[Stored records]
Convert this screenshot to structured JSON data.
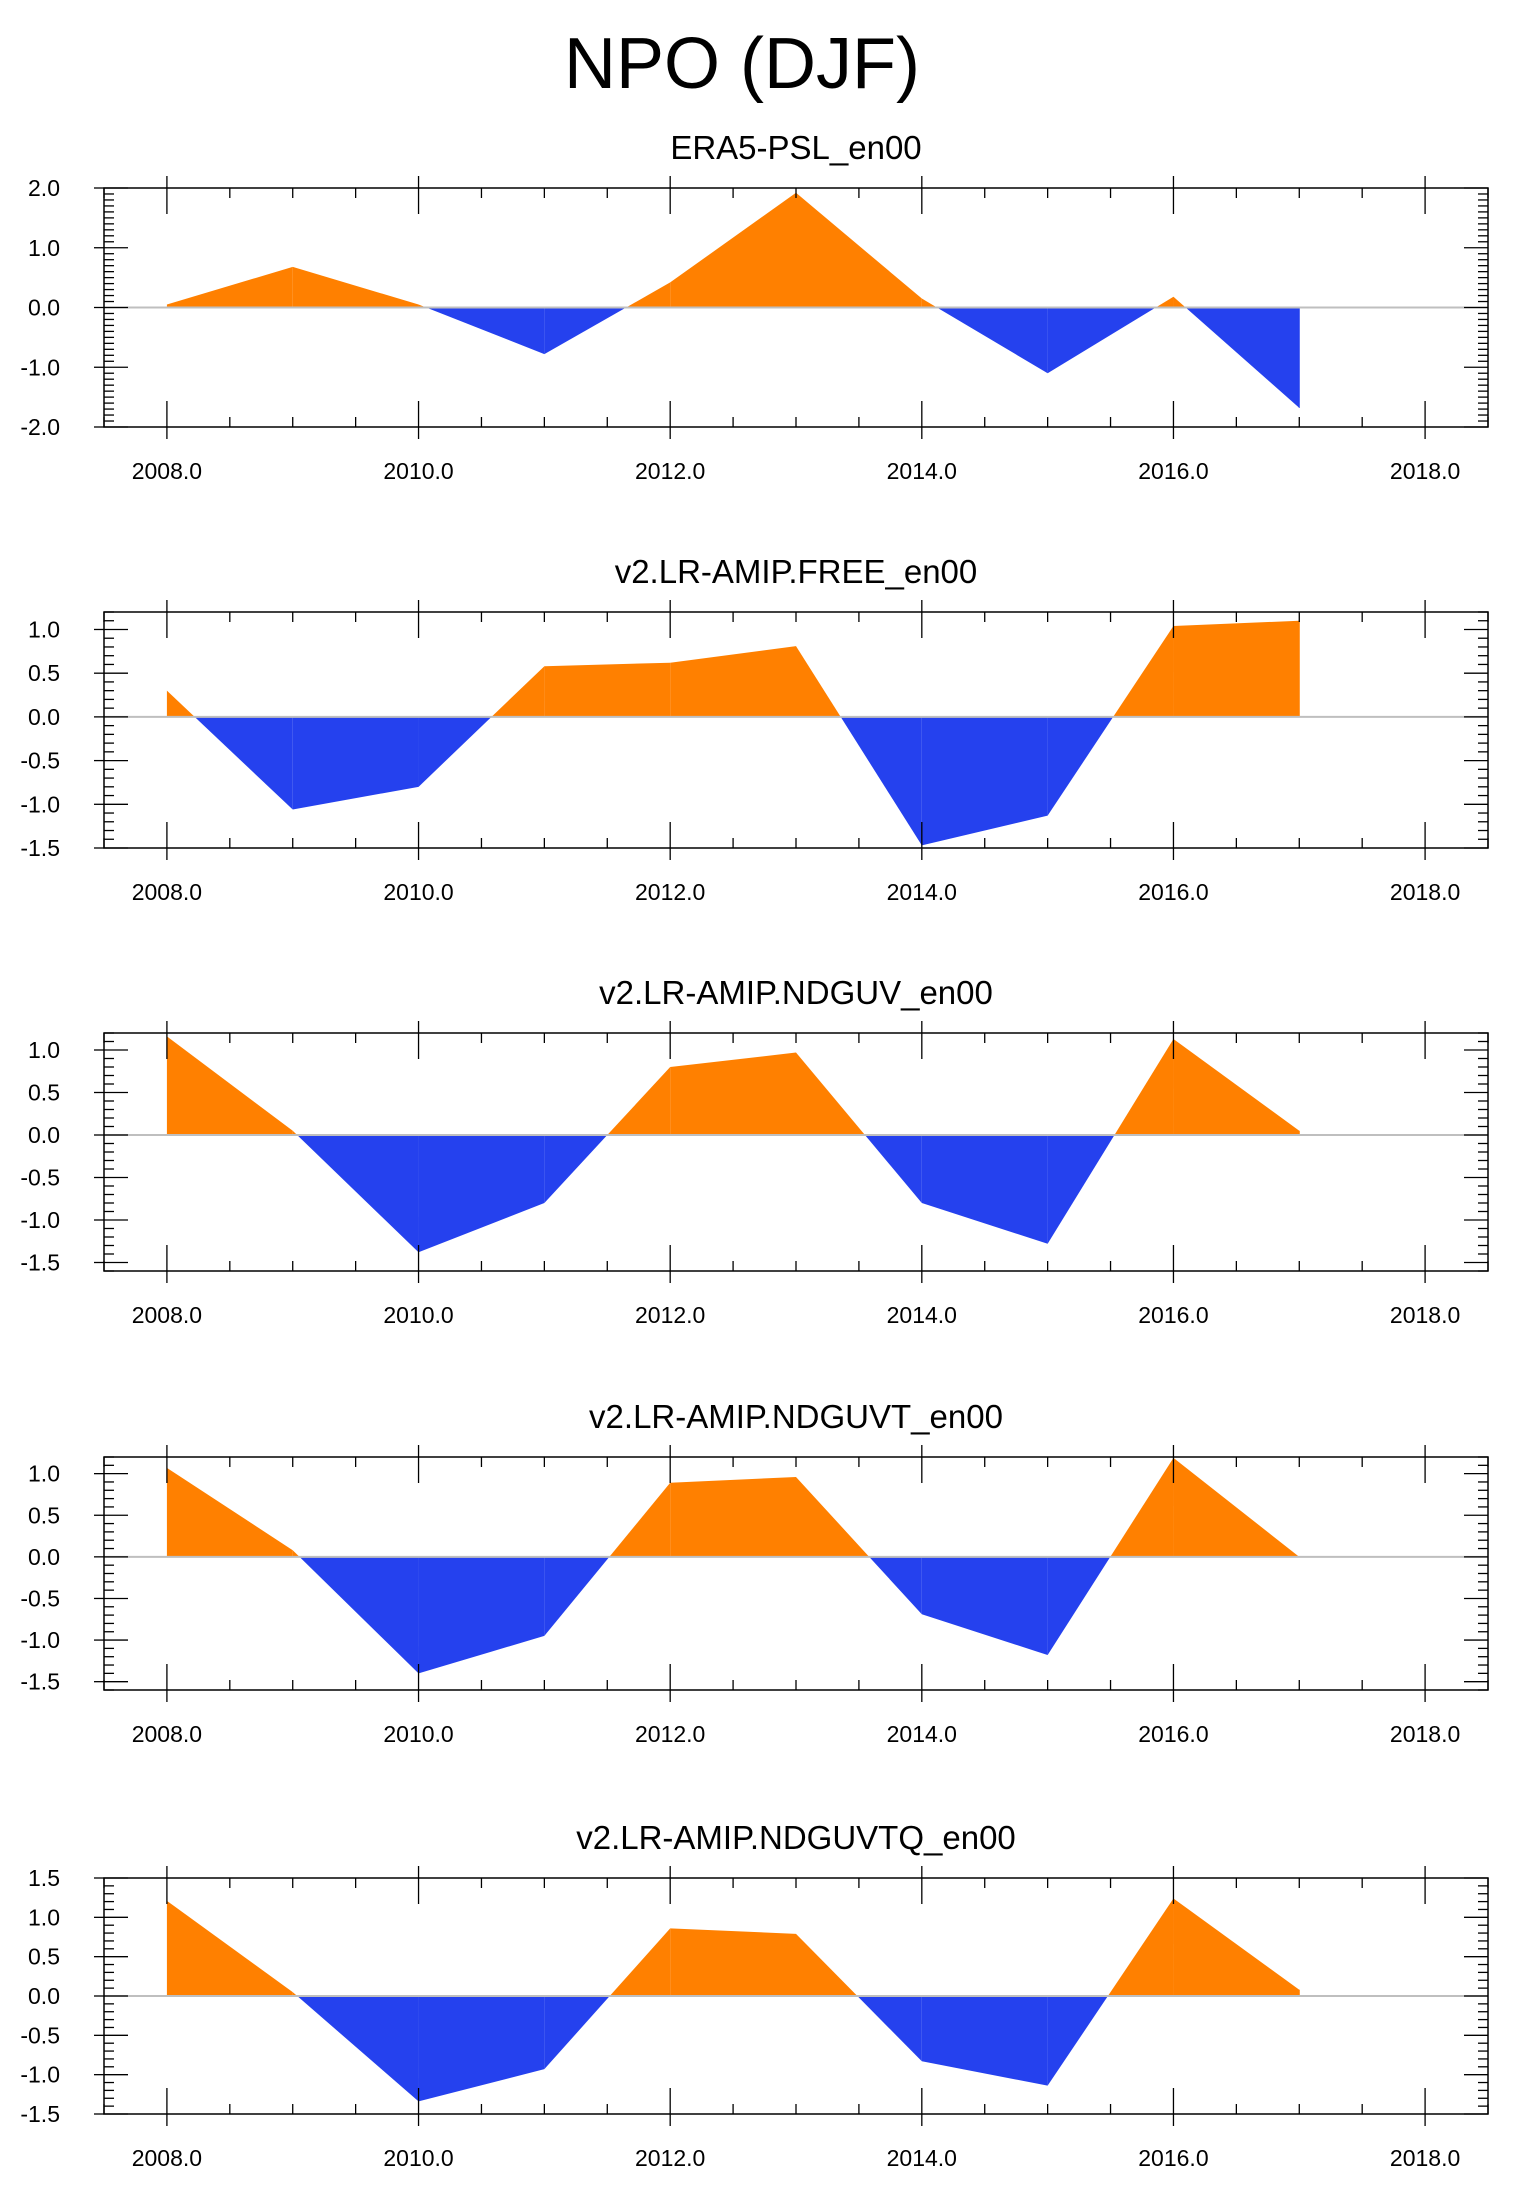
{
  "figure": {
    "title": "NPO (DJF)"
  },
  "colors": {
    "positive": "#ff8000",
    "negative": "#2541ee",
    "frame": "#000000",
    "zero_line": "#bfbfbf"
  },
  "chart_data": [
    {
      "type": "area",
      "title": "ERA5-PSL_en00",
      "x": [
        2008,
        2009,
        2010,
        2011,
        2012,
        2013,
        2014,
        2015,
        2016,
        2017
      ],
      "values": [
        0.05,
        0.68,
        0.05,
        -0.78,
        0.42,
        1.92,
        0.15,
        -1.1,
        0.18,
        -1.68
      ],
      "xlim": [
        2007.5,
        2018.5
      ],
      "ylim": [
        -2.0,
        2.0
      ],
      "xticks": [
        2008,
        2010,
        2012,
        2014,
        2016,
        2018
      ],
      "xtick_labels": [
        "2008.0",
        "2010.0",
        "2012.0",
        "2014.0",
        "2016.0",
        "2018.0"
      ],
      "yticks": [
        2.0,
        1.0,
        0.0,
        -1.0,
        -2.0
      ],
      "ytick_labels": [
        "2.0",
        "1.0",
        "0.0",
        "-1.0",
        "-2.0"
      ]
    },
    {
      "type": "area",
      "title": "v2.LR-AMIP.FREE_en00",
      "x": [
        2008,
        2009,
        2010,
        2011,
        2012,
        2013,
        2014,
        2015,
        2016,
        2017
      ],
      "values": [
        0.3,
        -1.06,
        -0.8,
        0.58,
        0.62,
        0.81,
        -1.47,
        -1.13,
        1.04,
        1.1
      ],
      "xlim": [
        2007.5,
        2018.5
      ],
      "ylim": [
        -1.5,
        1.2
      ],
      "xticks": [
        2008,
        2010,
        2012,
        2014,
        2016,
        2018
      ],
      "xtick_labels": [
        "2008.0",
        "2010.0",
        "2012.0",
        "2014.0",
        "2016.0",
        "2018.0"
      ],
      "yticks": [
        1.0,
        0.5,
        0.0,
        -0.5,
        -1.0,
        -1.5
      ],
      "ytick_labels": [
        "1.0",
        "0.5",
        "0.0",
        "-0.5",
        "-1.0",
        "-1.5"
      ]
    },
    {
      "type": "area",
      "title": "v2.LR-AMIP.NDGUV_en00",
      "x": [
        2008,
        2009,
        2010,
        2011,
        2012,
        2013,
        2014,
        2015,
        2016,
        2017
      ],
      "values": [
        1.16,
        0.05,
        -1.38,
        -0.8,
        0.8,
        0.97,
        -0.8,
        -1.28,
        1.13,
        0.05
      ],
      "xlim": [
        2007.5,
        2018.5
      ],
      "ylim": [
        -1.6,
        1.2
      ],
      "xticks": [
        2008,
        2010,
        2012,
        2014,
        2016,
        2018
      ],
      "xtick_labels": [
        "2008.0",
        "2010.0",
        "2012.0",
        "2014.0",
        "2016.0",
        "2018.0"
      ],
      "yticks": [
        1.0,
        0.5,
        0.0,
        -0.5,
        -1.0,
        -1.5
      ],
      "ytick_labels": [
        "1.0",
        "0.5",
        "0.0",
        "-0.5",
        "-1.0",
        "-1.5"
      ]
    },
    {
      "type": "area",
      "title": "v2.LR-AMIP.NDGUVT_en00",
      "x": [
        2008,
        2009,
        2010,
        2011,
        2012,
        2013,
        2014,
        2015,
        2016,
        2017
      ],
      "values": [
        1.07,
        0.08,
        -1.4,
        -0.95,
        0.89,
        0.96,
        -0.69,
        -1.18,
        1.19,
        0.0
      ],
      "xlim": [
        2007.5,
        2018.5
      ],
      "ylim": [
        -1.6,
        1.2
      ],
      "xticks": [
        2008,
        2010,
        2012,
        2014,
        2016,
        2018
      ],
      "xtick_labels": [
        "2008.0",
        "2010.0",
        "2012.0",
        "2014.0",
        "2016.0",
        "2018.0"
      ],
      "yticks": [
        1.0,
        0.5,
        0.0,
        -0.5,
        -1.0,
        -1.5
      ],
      "ytick_labels": [
        "1.0",
        "0.5",
        "0.0",
        "-0.5",
        "-1.0",
        "-1.5"
      ]
    },
    {
      "type": "area",
      "title": "v2.LR-AMIP.NDGUVTQ_en00",
      "x": [
        2008,
        2009,
        2010,
        2011,
        2012,
        2013,
        2014,
        2015,
        2016,
        2017
      ],
      "values": [
        1.21,
        0.05,
        -1.34,
        -0.93,
        0.86,
        0.79,
        -0.83,
        -1.14,
        1.24,
        0.08
      ],
      "xlim": [
        2007.5,
        2018.5
      ],
      "ylim": [
        -1.5,
        1.5
      ],
      "xticks": [
        2008,
        2010,
        2012,
        2014,
        2016,
        2018
      ],
      "xtick_labels": [
        "2008.0",
        "2010.0",
        "2012.0",
        "2014.0",
        "2016.0",
        "2018.0"
      ],
      "yticks": [
        1.5,
        1.0,
        0.5,
        0.0,
        -0.5,
        -1.0,
        -1.5
      ],
      "ytick_labels": [
        "1.5",
        "1.0",
        "0.5",
        "0.0",
        "-0.5",
        "-1.0",
        "-1.5"
      ]
    }
  ]
}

*Exercise task*.
Quote every record above exactly, leaving out the pictures.

*Expected answer*.
Convert this screenshot to structured JSON data.
{
  "figure": {
    "title": "NPO (DJF)"
  },
  "colors": {
    "positive": "#ff8000",
    "negative": "#2541ee",
    "frame": "#000000",
    "zero_line": "#bfbfbf"
  },
  "chart_data": [
    {
      "type": "area",
      "title": "ERA5-PSL_en00",
      "x": [
        2008,
        2009,
        2010,
        2011,
        2012,
        2013,
        2014,
        2015,
        2016,
        2017
      ],
      "values": [
        0.05,
        0.68,
        0.05,
        -0.78,
        0.42,
        1.92,
        0.15,
        -1.1,
        0.18,
        -1.68
      ],
      "xlim": [
        2007.5,
        2018.5
      ],
      "ylim": [
        -2.0,
        2.0
      ],
      "xticks": [
        2008,
        2010,
        2012,
        2014,
        2016,
        2018
      ],
      "xtick_labels": [
        "2008.0",
        "2010.0",
        "2012.0",
        "2014.0",
        "2016.0",
        "2018.0"
      ],
      "yticks": [
        2.0,
        1.0,
        0.0,
        -1.0,
        -2.0
      ],
      "ytick_labels": [
        "2.0",
        "1.0",
        "0.0",
        "-1.0",
        "-2.0"
      ]
    },
    {
      "type": "area",
      "title": "v2.LR-AMIP.FREE_en00",
      "x": [
        2008,
        2009,
        2010,
        2011,
        2012,
        2013,
        2014,
        2015,
        2016,
        2017
      ],
      "values": [
        0.3,
        -1.06,
        -0.8,
        0.58,
        0.62,
        0.81,
        -1.47,
        -1.13,
        1.04,
        1.1
      ],
      "xlim": [
        2007.5,
        2018.5
      ],
      "ylim": [
        -1.5,
        1.2
      ],
      "xticks": [
        2008,
        2010,
        2012,
        2014,
        2016,
        2018
      ],
      "xtick_labels": [
        "2008.0",
        "2010.0",
        "2012.0",
        "2014.0",
        "2016.0",
        "2018.0"
      ],
      "yticks": [
        1.0,
        0.5,
        0.0,
        -0.5,
        -1.0,
        -1.5
      ],
      "ytick_labels": [
        "1.0",
        "0.5",
        "0.0",
        "-0.5",
        "-1.0",
        "-1.5"
      ]
    },
    {
      "type": "area",
      "title": "v2.LR-AMIP.NDGUV_en00",
      "x": [
        2008,
        2009,
        2010,
        2011,
        2012,
        2013,
        2014,
        2015,
        2016,
        2017
      ],
      "values": [
        1.16,
        0.05,
        -1.38,
        -0.8,
        0.8,
        0.97,
        -0.8,
        -1.28,
        1.13,
        0.05
      ],
      "xlim": [
        2007.5,
        2018.5
      ],
      "ylim": [
        -1.6,
        1.2
      ],
      "xticks": [
        2008,
        2010,
        2012,
        2014,
        2016,
        2018
      ],
      "xtick_labels": [
        "2008.0",
        "2010.0",
        "2012.0",
        "2014.0",
        "2016.0",
        "2018.0"
      ],
      "yticks": [
        1.0,
        0.5,
        0.0,
        -0.5,
        -1.0,
        -1.5
      ],
      "ytick_labels": [
        "1.0",
        "0.5",
        "0.0",
        "-0.5",
        "-1.0",
        "-1.5"
      ]
    },
    {
      "type": "area",
      "title": "v2.LR-AMIP.NDGUVT_en00",
      "x": [
        2008,
        2009,
        2010,
        2011,
        2012,
        2013,
        2014,
        2015,
        2016,
        2017
      ],
      "values": [
        1.07,
        0.08,
        -1.4,
        -0.95,
        0.89,
        0.96,
        -0.69,
        -1.18,
        1.19,
        0.0
      ],
      "xlim": [
        2007.5,
        2018.5
      ],
      "ylim": [
        -1.6,
        1.2
      ],
      "xticks": [
        2008,
        2010,
        2012,
        2014,
        2016,
        2018
      ],
      "xtick_labels": [
        "2008.0",
        "2010.0",
        "2012.0",
        "2014.0",
        "2016.0",
        "2018.0"
      ],
      "yticks": [
        1.0,
        0.5,
        0.0,
        -0.5,
        -1.0,
        -1.5
      ],
      "ytick_labels": [
        "1.0",
        "0.5",
        "0.0",
        "-0.5",
        "-1.0",
        "-1.5"
      ]
    },
    {
      "type": "area",
      "title": "v2.LR-AMIP.NDGUVTQ_en00",
      "x": [
        2008,
        2009,
        2010,
        2011,
        2012,
        2013,
        2014,
        2015,
        2016,
        2017
      ],
      "values": [
        1.21,
        0.05,
        -1.34,
        -0.93,
        0.86,
        0.79,
        -0.83,
        -1.14,
        1.24,
        0.08
      ],
      "xlim": [
        2007.5,
        2018.5
      ],
      "ylim": [
        -1.5,
        1.5
      ],
      "xticks": [
        2008,
        2010,
        2012,
        2014,
        2016,
        2018
      ],
      "xtick_labels": [
        "2008.0",
        "2010.0",
        "2012.0",
        "2014.0",
        "2016.0",
        "2018.0"
      ],
      "yticks": [
        1.5,
        1.0,
        0.5,
        0.0,
        -0.5,
        -1.0,
        -1.5
      ],
      "ytick_labels": [
        "1.5",
        "1.0",
        "0.5",
        "0.0",
        "-0.5",
        "-1.0",
        "-1.5"
      ]
    }
  ]
}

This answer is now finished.